- **Exercise inputs**:
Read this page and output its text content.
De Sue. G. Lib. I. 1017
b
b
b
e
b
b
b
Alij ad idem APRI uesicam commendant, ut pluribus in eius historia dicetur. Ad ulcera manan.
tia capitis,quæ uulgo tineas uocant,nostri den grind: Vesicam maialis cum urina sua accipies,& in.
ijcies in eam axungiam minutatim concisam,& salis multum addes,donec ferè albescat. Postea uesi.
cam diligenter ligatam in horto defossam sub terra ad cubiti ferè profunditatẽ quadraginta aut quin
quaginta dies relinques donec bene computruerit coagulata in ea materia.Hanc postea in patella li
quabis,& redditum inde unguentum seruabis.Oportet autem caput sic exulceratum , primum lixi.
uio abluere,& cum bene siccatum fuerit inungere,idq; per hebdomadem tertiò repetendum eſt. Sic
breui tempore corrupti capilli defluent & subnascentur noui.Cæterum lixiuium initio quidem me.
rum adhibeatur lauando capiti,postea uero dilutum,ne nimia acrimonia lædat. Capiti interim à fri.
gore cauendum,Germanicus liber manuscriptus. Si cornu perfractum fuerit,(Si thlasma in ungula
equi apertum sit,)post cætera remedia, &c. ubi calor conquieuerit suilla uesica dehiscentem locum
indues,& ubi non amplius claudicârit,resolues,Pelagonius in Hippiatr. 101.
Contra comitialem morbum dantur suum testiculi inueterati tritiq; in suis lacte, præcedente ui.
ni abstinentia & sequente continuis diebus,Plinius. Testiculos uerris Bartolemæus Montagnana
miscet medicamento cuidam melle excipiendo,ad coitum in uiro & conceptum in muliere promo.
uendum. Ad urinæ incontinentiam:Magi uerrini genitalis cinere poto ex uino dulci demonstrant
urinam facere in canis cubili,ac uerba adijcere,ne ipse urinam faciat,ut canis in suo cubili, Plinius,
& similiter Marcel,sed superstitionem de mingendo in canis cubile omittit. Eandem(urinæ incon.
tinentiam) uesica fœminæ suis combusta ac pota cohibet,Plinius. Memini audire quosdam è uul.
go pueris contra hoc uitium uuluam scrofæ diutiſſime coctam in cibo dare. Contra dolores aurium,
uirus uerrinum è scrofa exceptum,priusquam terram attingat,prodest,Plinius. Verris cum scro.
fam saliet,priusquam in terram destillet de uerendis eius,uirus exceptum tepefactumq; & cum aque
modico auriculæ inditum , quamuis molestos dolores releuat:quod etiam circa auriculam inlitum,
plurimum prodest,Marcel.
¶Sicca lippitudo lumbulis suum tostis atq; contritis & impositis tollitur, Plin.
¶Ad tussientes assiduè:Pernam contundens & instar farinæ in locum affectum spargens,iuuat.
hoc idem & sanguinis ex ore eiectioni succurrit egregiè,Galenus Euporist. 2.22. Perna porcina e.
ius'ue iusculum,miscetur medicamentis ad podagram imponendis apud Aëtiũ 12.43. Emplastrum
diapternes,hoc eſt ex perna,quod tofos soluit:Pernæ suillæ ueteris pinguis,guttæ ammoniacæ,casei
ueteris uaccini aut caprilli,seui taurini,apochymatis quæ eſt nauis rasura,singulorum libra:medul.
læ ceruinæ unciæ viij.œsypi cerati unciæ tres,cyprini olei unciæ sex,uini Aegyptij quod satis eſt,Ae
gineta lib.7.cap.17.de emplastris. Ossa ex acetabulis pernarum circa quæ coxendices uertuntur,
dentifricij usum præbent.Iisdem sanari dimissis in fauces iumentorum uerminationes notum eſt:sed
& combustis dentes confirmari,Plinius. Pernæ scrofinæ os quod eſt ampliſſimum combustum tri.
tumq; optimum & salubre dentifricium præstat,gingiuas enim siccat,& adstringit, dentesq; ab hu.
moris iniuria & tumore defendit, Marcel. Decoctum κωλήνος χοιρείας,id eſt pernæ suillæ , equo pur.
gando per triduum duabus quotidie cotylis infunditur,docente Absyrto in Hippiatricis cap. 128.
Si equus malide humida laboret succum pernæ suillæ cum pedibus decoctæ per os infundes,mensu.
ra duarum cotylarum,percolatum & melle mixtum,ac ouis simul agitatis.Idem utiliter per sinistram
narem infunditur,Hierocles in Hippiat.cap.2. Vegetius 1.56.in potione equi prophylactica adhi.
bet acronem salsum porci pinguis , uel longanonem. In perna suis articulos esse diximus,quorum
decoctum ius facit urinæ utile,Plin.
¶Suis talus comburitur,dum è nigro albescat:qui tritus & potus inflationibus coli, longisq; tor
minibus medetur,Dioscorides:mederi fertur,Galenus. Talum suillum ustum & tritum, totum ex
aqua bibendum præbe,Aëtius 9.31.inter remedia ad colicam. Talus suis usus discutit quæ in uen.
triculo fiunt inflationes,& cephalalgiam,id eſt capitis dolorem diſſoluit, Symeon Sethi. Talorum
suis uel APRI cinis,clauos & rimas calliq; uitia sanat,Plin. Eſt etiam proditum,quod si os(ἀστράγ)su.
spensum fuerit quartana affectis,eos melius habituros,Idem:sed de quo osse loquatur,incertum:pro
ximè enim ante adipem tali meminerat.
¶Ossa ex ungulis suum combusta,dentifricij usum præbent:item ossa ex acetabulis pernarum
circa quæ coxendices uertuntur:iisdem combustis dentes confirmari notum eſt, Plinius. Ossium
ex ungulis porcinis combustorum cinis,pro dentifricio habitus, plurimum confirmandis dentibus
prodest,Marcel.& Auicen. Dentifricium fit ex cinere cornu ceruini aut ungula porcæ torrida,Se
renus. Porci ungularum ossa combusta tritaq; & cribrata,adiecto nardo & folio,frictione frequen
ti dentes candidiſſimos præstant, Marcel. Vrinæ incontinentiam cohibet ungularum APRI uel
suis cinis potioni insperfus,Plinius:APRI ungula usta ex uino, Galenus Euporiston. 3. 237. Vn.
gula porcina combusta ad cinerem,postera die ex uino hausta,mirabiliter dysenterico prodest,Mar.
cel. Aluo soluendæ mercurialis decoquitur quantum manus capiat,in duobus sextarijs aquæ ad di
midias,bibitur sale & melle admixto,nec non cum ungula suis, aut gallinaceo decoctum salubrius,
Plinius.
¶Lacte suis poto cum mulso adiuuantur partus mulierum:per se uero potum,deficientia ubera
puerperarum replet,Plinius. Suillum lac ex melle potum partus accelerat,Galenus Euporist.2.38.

- **What to produce**:
Every line with the word "fuerit" in it should be copied from the listing above.

- **Response box**:
uio abluere,& cum bene siccatum fuerit inungere,idq; per hebdomadem tertiò repetendum eſt. Sic
gore cauendum,Germanicus liber manuscriptus. Si cornu perfractum fuerit,(Si thlasma in ungula
spensum fuerit quartana affectis,eos melius habituros,Idem:sed de quo osse loquatur,incertum:pro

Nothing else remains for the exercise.